** begin **

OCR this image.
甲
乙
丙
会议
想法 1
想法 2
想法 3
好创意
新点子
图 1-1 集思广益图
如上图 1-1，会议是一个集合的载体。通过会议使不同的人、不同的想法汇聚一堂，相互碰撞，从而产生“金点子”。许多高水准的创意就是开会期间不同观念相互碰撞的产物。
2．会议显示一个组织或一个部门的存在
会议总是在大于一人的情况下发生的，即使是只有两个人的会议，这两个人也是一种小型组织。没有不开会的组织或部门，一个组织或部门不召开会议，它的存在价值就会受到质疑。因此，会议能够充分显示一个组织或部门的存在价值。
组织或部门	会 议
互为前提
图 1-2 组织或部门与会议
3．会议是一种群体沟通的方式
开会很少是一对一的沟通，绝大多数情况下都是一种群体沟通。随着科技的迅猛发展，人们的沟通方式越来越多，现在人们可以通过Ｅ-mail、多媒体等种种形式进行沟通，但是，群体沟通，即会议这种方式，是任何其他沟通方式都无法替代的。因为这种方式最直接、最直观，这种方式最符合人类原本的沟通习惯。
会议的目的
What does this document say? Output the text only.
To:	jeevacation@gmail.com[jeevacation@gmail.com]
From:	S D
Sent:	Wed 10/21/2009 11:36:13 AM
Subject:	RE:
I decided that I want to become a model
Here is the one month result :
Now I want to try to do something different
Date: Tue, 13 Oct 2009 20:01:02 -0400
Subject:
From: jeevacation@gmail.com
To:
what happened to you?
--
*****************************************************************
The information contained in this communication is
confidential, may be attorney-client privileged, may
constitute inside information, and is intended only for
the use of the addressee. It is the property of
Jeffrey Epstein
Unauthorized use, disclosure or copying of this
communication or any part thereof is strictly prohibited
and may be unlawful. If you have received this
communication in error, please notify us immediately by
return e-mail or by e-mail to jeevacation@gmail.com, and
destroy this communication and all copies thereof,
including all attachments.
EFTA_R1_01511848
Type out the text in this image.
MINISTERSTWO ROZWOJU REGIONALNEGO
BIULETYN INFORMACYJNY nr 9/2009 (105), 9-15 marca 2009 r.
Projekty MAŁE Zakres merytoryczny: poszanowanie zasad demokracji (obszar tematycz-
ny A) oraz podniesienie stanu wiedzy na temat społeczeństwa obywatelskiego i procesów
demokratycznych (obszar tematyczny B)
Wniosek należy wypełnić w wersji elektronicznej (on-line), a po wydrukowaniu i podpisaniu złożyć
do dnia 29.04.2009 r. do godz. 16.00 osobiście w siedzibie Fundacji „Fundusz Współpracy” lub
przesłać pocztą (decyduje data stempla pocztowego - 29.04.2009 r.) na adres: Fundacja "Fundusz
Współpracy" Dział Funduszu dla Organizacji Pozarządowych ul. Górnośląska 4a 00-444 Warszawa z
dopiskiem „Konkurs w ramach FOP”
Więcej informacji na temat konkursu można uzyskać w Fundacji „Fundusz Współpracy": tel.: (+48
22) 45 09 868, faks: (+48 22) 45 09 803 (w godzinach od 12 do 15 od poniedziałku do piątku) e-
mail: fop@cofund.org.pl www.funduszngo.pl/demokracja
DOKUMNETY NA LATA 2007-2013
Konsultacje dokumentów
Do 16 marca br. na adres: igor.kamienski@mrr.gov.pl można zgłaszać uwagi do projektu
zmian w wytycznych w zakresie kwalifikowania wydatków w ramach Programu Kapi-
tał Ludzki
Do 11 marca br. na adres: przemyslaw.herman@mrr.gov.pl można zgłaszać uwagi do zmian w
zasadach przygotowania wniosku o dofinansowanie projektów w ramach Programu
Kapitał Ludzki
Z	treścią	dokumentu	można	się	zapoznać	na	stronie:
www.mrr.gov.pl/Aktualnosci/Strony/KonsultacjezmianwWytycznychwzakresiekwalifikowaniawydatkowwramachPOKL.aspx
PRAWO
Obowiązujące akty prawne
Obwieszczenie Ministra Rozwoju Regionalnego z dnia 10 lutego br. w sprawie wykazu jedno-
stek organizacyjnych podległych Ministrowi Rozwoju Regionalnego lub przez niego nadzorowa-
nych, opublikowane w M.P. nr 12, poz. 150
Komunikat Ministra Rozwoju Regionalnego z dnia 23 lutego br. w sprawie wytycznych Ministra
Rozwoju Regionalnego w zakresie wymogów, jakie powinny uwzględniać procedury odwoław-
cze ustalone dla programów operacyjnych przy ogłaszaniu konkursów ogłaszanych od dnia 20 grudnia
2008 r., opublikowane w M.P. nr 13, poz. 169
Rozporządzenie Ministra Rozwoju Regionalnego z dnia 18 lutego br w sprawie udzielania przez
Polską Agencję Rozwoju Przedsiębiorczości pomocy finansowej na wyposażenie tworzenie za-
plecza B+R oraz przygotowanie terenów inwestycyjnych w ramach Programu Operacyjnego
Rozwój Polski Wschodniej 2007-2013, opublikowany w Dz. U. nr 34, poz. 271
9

** end **

§ EXERCISE AIM: Copy every line of the records above that contains "gmail".

§ ANSWER TO THE PROBLEM:
To:	jeevacation@gmail.com[jeevacation@gmail.com]
From: jeevacation@gmail.com
return e-mail or by e-mail to jeevacation@gmail.com, and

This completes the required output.